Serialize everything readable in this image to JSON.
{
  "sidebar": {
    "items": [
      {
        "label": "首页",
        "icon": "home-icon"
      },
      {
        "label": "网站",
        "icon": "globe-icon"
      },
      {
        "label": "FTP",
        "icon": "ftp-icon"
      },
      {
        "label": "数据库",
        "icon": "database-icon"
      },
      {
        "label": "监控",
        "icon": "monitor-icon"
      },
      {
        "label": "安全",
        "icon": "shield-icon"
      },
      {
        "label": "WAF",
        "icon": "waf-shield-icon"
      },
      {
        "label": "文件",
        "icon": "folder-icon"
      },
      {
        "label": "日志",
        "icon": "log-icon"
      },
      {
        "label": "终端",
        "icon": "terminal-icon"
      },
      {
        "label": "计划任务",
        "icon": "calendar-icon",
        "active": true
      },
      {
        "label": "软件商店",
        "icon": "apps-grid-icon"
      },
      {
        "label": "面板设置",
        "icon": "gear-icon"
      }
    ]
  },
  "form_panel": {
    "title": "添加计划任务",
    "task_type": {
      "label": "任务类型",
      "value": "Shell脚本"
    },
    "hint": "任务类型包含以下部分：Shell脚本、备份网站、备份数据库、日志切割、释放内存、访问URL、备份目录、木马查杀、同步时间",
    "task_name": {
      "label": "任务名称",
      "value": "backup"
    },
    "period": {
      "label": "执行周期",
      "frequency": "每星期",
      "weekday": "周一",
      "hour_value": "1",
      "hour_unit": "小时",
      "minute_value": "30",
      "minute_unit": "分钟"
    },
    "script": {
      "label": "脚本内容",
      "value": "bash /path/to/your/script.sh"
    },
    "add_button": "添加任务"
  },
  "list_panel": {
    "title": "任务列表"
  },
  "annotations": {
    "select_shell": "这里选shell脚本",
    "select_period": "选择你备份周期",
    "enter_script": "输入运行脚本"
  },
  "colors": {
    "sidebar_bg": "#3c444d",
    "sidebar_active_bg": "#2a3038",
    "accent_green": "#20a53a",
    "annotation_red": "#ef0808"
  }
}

-*-*-

Repeat the preceding lines exactly, please, every one of them.

Serialize everything readable in this image to JSON.
{
  "sidebar": {
    "items": [
      {
        "label": "首页",
        "icon": "home-icon"
      },
      {
        "label": "网站",
        "icon": "globe-icon"
      },
      {
        "label": "FTP",
        "icon": "ftp-icon"
      },
      {
        "label": "数据库",
        "icon": "database-icon"
      },
      {
        "label": "监控",
        "icon": "monitor-icon"
      },
      {
        "label": "安全",
        "icon": "shield-icon"
      },
      {
        "label": "WAF",
        "icon": "waf-shield-icon"
      },
      {
        "label": "文件",
        "icon": "folder-icon"
      },
      {
        "label": "日志",
        "icon": "log-icon"
      },
      {
        "label": "终端",
        "icon": "terminal-icon"
      },
      {
        "label": "计划任务",
        "icon": "calendar-icon",
        "active": true
      },
      {
        "label": "软件商店",
        "icon": "apps-grid-icon"
      },
      {
        "label": "面板设置",
        "icon": "gear-icon"
      }
    ]
  },
  "form_panel": {
    "title": "添加计划任务",
    "task_type": {
      "label": "任务类型",
      "value": "Shell脚本"
    },
    "hint": "任务类型包含以下部分：Shell脚本、备份网站、备份数据库、日志切割、释放内存、访问URL、备份目录、木马查杀、同步时间",
    "task_name": {
      "label": "任务名称",
      "value": "backup"
    },
    "period": {
      "label": "执行周期",
      "frequency": "每星期",
      "weekday": "周一",
      "hour_value": "1",
      "hour_unit": "小时",
      "minute_value": "30",
      "minute_unit": "分钟"
    },
    "script": {
      "label": "脚本内容",
      "value": "bash /path/to/your/script.sh"
    },
    "add_button": "添加任务"
  },
  "list_panel": {
    "title": "任务列表"
  },
  "annotations": {
    "select_shell": "这里选shell脚本",
    "select_period": "选择你备份周期",
    "enter_script": "输入运行脚本"
  },
  "colors": {
    "sidebar_bg": "#3c444d",
    "sidebar_active_bg": "#2a3038",
    "accent_green": "#20a53a",
    "annotation_red": "#ef0808"
  }
}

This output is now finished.